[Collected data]
* BEGIN *

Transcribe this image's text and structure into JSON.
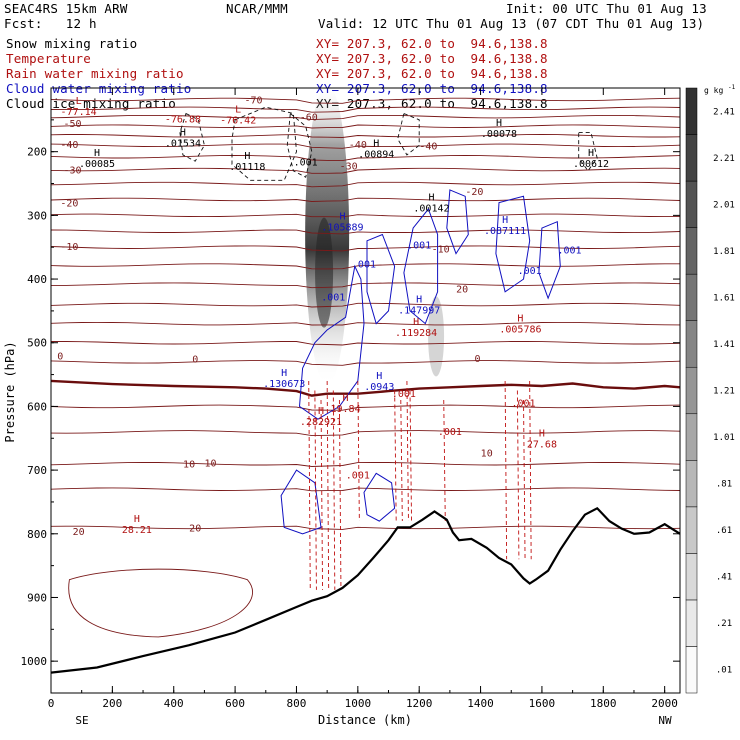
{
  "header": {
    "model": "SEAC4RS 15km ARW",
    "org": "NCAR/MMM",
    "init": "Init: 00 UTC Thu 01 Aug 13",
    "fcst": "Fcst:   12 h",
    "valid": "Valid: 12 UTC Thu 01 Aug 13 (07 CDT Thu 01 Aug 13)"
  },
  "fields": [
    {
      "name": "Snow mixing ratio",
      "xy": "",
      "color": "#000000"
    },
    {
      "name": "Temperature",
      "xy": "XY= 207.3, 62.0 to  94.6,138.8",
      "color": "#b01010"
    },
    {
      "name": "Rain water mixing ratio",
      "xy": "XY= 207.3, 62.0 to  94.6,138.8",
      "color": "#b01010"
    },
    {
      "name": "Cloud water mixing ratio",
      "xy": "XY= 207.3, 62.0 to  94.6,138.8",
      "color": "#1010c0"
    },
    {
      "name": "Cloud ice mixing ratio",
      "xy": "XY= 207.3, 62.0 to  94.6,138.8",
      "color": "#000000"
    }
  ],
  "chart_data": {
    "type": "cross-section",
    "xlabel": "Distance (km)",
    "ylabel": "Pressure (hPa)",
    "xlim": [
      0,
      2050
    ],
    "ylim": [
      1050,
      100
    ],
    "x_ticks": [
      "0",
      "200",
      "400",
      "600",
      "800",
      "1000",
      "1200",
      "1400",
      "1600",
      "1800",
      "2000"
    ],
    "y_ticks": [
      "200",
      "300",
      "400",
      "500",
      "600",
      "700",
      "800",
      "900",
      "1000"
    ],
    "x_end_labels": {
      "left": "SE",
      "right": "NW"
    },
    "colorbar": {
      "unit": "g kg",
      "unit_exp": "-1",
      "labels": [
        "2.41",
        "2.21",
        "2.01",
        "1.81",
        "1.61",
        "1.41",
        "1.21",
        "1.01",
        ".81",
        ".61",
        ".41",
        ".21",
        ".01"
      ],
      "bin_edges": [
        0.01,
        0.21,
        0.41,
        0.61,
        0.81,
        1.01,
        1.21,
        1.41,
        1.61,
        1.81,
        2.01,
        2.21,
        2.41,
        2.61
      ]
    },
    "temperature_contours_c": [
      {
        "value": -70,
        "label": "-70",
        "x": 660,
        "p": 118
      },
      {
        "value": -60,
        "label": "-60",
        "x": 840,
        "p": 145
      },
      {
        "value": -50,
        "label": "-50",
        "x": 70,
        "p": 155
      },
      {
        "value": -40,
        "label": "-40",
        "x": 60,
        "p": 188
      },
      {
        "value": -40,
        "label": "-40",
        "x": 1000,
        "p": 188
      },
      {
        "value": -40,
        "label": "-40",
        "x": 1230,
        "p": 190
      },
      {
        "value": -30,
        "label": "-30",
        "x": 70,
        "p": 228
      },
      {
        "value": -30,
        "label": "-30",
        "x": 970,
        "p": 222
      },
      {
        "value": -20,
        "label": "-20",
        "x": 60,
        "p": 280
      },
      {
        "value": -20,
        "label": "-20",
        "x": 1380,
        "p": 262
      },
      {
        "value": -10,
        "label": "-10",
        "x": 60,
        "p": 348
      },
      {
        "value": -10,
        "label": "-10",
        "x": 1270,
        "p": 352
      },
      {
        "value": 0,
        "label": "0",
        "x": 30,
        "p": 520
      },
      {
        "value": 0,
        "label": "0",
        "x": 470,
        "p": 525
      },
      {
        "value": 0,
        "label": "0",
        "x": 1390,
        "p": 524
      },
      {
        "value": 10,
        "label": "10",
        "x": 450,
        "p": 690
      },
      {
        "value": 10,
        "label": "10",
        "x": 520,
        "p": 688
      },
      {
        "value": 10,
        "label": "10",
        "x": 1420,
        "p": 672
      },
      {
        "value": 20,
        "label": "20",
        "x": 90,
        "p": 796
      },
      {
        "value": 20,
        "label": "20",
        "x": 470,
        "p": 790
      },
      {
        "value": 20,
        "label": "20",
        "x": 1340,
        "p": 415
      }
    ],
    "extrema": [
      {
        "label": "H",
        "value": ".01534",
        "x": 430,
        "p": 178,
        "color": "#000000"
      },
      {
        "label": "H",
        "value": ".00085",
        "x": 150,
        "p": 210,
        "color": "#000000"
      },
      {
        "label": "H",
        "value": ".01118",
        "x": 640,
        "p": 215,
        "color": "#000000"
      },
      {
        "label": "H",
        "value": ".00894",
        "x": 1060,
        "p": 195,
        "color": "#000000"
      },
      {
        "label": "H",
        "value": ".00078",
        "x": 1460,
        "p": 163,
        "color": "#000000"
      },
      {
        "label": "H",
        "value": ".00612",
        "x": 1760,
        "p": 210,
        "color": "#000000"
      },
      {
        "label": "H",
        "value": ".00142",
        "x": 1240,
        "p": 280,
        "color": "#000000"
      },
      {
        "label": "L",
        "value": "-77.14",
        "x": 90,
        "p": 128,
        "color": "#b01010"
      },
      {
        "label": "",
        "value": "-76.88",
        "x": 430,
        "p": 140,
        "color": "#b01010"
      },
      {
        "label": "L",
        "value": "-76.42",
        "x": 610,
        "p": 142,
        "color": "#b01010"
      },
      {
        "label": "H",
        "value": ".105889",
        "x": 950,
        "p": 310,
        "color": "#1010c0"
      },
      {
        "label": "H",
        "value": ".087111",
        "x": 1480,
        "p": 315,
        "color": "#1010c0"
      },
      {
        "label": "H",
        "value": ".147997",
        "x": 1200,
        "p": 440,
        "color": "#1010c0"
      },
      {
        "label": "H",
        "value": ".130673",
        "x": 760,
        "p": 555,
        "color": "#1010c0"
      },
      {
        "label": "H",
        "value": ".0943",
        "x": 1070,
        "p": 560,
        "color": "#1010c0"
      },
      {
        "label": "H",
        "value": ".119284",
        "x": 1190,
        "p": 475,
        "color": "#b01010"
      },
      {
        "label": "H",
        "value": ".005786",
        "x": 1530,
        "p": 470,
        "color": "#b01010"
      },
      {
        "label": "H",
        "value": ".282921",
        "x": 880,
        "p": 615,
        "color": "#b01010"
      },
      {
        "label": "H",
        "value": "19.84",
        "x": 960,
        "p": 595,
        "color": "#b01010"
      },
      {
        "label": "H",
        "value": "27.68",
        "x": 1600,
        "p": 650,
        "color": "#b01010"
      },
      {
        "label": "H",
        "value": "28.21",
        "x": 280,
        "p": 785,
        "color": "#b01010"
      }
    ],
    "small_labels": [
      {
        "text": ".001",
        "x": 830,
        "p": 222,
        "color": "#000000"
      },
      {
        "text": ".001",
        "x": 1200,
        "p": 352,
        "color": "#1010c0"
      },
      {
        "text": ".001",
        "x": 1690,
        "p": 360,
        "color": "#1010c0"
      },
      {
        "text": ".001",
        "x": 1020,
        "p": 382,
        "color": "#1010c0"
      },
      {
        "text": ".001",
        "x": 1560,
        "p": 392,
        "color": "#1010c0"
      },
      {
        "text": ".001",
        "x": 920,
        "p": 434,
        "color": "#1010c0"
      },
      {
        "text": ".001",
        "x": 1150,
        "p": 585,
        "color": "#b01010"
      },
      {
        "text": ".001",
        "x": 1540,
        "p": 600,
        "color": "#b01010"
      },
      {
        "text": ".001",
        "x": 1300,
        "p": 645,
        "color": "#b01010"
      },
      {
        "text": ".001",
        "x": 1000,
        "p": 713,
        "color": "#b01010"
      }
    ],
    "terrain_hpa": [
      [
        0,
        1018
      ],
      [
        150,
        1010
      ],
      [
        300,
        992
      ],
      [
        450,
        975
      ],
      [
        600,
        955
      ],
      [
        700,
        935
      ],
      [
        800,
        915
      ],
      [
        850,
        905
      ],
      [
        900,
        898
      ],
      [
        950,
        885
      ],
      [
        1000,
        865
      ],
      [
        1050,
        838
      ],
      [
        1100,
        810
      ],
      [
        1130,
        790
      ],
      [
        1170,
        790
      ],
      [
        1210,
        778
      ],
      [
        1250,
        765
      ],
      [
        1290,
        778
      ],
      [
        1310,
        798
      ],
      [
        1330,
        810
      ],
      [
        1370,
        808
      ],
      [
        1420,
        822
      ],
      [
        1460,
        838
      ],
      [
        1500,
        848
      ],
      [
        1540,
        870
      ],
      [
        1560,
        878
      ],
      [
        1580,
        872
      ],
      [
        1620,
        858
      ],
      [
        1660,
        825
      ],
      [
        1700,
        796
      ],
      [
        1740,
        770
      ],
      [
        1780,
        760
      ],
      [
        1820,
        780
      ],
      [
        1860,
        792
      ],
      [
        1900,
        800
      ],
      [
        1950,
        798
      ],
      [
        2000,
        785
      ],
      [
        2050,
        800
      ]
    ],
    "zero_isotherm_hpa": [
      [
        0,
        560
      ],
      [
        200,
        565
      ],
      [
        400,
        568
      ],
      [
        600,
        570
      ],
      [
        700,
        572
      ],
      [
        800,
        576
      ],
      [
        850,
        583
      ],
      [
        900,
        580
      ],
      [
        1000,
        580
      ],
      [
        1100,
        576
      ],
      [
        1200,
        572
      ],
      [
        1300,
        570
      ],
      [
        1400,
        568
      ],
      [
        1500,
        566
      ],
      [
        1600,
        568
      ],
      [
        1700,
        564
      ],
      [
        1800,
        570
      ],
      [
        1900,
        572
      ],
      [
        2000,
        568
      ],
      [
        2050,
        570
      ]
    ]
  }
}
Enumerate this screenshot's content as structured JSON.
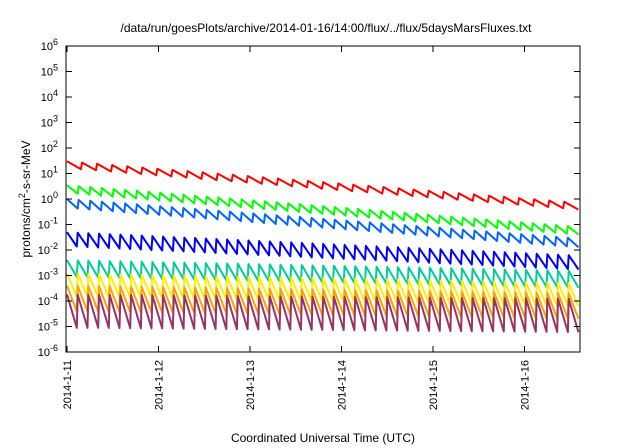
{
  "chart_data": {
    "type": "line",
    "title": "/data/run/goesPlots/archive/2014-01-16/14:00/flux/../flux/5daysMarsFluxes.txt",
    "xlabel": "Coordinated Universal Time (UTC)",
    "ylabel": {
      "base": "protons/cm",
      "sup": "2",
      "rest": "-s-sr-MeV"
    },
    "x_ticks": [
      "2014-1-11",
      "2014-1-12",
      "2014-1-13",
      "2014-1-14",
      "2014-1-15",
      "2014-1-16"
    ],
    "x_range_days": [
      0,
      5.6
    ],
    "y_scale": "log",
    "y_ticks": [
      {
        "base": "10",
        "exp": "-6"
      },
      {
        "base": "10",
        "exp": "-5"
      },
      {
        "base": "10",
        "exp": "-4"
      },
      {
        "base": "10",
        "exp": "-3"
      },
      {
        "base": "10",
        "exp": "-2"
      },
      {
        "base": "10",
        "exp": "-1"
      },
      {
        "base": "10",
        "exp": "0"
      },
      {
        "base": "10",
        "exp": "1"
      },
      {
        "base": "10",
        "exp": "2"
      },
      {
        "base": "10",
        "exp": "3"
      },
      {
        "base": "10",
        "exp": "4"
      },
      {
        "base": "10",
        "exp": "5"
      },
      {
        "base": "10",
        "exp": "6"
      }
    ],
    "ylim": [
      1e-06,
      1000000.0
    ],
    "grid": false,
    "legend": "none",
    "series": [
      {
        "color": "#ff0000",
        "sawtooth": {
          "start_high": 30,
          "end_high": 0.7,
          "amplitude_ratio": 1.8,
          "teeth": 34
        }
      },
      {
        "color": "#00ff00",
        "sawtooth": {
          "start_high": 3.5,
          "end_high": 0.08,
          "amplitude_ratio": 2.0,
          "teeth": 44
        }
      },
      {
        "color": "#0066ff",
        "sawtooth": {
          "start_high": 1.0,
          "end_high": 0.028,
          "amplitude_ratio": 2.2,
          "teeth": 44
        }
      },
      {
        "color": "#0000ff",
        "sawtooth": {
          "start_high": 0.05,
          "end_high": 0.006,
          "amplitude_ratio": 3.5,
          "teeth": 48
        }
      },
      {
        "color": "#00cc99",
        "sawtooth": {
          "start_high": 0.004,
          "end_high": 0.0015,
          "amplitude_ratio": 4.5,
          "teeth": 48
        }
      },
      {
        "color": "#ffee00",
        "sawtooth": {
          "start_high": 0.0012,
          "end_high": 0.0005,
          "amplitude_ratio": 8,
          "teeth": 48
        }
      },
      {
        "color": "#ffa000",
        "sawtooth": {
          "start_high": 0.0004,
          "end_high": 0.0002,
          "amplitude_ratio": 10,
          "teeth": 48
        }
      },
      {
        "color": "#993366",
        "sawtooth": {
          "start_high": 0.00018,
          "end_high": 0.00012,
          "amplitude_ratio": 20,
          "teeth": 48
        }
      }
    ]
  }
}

* END *

## Exercise task:
Keep only the lines that hold the string "name", and copy them out.

## Result:
      "name": "Snow mixing ratio",
      "name": "Temperature",
      "name": "Rain water mixing ratio",
      "name": "Cloud water mixing ratio",
      "name": "Cloud ice mixing ratio",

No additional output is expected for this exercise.